* Work to do *
Scan the material that follows. Copy every line containing the word "structured".

* Provided data *
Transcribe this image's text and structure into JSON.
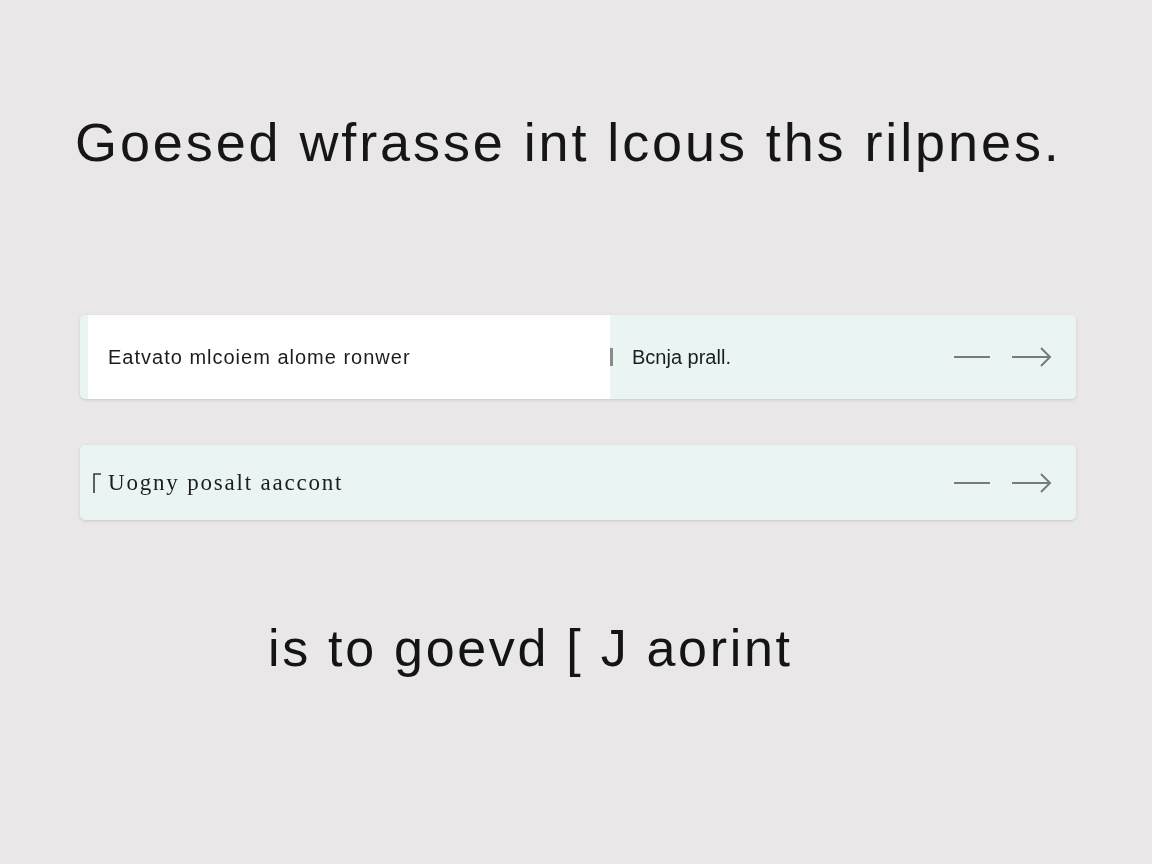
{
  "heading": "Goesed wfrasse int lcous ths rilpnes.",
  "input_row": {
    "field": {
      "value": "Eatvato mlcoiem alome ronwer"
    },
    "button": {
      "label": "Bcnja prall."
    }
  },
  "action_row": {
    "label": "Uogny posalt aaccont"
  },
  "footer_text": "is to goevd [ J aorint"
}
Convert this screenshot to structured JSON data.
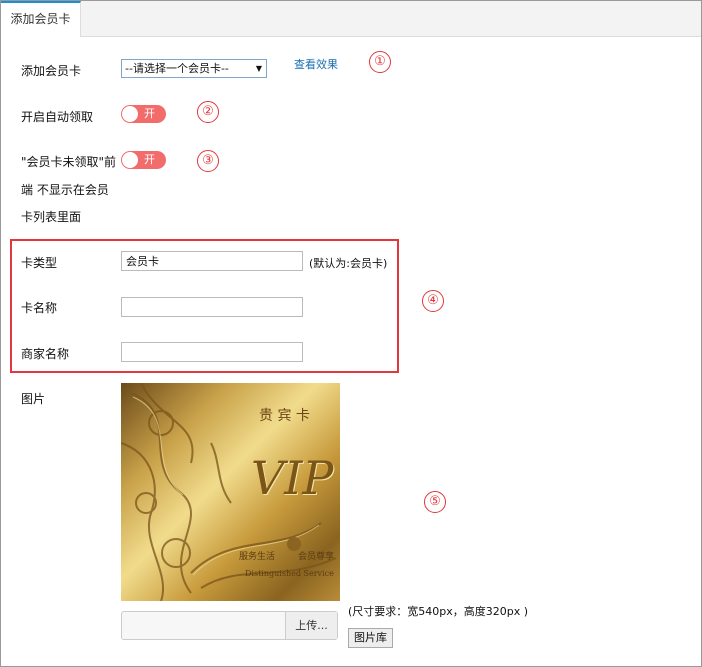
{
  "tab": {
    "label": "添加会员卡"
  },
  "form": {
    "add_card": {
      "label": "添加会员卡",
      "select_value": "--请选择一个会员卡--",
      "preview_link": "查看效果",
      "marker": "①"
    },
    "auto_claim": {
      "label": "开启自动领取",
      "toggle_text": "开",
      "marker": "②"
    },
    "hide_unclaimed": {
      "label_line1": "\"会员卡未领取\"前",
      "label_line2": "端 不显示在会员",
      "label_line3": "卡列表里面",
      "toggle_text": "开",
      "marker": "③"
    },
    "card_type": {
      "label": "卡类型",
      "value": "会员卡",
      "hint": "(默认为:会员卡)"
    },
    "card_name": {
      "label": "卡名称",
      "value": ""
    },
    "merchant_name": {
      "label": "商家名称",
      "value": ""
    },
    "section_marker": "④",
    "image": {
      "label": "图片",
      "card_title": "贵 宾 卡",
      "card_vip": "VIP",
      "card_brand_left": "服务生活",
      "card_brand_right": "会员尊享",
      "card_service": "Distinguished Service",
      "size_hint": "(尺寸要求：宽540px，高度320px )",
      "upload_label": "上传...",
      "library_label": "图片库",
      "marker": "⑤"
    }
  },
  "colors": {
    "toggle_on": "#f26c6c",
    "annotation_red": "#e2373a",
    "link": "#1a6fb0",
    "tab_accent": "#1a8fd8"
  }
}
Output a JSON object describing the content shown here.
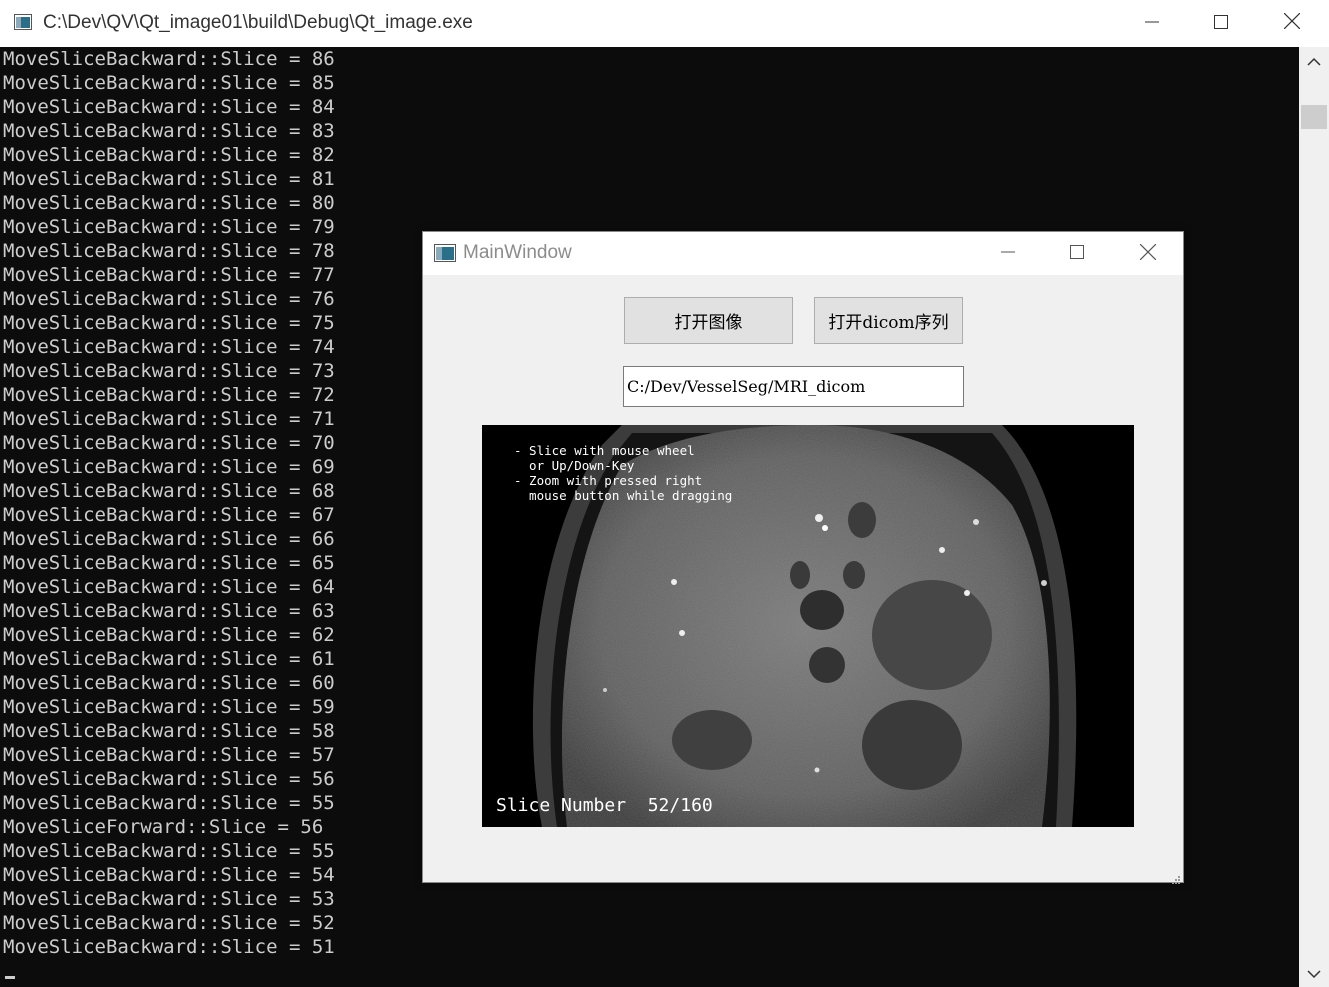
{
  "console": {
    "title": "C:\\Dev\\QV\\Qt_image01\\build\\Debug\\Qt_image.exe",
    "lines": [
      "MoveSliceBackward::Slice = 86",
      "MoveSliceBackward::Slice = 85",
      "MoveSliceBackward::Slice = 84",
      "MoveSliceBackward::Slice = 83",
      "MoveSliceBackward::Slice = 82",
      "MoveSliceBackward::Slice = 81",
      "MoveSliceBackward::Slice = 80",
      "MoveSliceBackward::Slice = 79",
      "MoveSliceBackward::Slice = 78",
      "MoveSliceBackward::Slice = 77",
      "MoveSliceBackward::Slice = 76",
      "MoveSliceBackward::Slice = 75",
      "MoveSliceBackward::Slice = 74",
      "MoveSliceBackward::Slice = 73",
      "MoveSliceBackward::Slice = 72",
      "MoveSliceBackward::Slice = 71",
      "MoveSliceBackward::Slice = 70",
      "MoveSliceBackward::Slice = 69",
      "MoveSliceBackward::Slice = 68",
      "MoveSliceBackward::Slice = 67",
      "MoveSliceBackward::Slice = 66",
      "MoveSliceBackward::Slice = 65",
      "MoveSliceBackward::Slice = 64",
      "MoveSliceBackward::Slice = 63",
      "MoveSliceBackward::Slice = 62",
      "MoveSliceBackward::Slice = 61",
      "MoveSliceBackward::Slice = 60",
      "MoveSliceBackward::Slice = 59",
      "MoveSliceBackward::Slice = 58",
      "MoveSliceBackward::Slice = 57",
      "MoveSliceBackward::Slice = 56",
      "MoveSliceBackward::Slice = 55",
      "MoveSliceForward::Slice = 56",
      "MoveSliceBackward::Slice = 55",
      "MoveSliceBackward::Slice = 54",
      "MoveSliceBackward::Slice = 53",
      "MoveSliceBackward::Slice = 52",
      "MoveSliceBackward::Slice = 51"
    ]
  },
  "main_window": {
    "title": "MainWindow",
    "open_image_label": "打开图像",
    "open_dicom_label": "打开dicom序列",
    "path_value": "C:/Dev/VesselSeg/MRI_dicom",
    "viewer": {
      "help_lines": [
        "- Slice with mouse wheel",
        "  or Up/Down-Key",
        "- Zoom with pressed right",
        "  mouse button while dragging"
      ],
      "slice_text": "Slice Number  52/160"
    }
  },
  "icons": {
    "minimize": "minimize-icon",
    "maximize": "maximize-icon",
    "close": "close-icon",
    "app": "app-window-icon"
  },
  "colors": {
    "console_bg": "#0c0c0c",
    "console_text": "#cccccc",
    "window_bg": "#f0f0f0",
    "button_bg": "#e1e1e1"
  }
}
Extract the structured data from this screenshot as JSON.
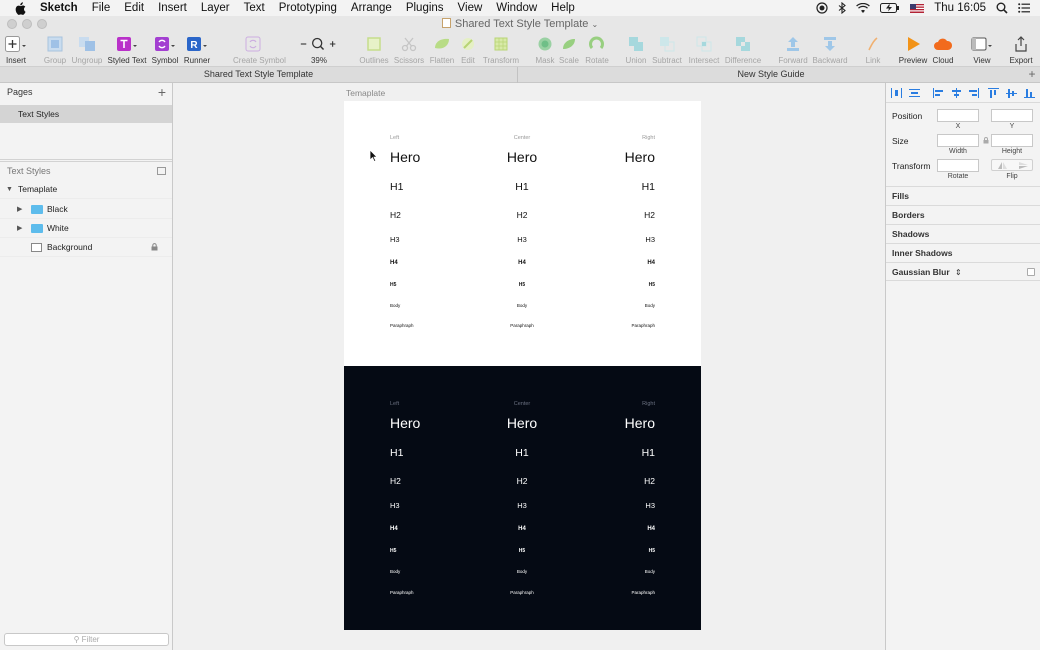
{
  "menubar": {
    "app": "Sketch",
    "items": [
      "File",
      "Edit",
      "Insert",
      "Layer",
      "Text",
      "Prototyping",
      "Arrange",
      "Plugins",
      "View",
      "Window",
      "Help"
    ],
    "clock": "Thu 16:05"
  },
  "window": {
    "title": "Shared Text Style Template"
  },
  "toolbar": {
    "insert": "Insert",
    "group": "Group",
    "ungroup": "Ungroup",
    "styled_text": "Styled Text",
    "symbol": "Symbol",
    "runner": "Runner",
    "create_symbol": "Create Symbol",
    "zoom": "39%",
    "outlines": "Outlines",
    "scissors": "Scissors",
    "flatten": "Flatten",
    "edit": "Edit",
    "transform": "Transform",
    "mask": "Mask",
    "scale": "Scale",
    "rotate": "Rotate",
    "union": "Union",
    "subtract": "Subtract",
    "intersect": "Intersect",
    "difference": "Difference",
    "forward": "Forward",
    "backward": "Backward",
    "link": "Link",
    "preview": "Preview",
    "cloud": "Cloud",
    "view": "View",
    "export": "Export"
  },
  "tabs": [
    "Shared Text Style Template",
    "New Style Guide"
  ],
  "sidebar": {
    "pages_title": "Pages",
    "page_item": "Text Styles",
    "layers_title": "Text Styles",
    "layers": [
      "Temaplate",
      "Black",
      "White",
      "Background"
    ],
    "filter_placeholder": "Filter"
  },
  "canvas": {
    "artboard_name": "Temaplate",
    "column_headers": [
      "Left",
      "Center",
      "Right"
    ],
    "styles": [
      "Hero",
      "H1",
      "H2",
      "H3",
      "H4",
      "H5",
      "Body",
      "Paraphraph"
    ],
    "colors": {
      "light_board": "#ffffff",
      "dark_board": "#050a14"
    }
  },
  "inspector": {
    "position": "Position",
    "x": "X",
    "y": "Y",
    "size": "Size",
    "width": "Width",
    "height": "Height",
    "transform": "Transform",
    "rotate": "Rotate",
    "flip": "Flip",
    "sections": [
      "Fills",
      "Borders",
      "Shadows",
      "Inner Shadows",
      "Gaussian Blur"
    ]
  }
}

* Solved exercise *
Convert this screenshot to structured JSON data.
Extract the structured data from this screenshot as JSON.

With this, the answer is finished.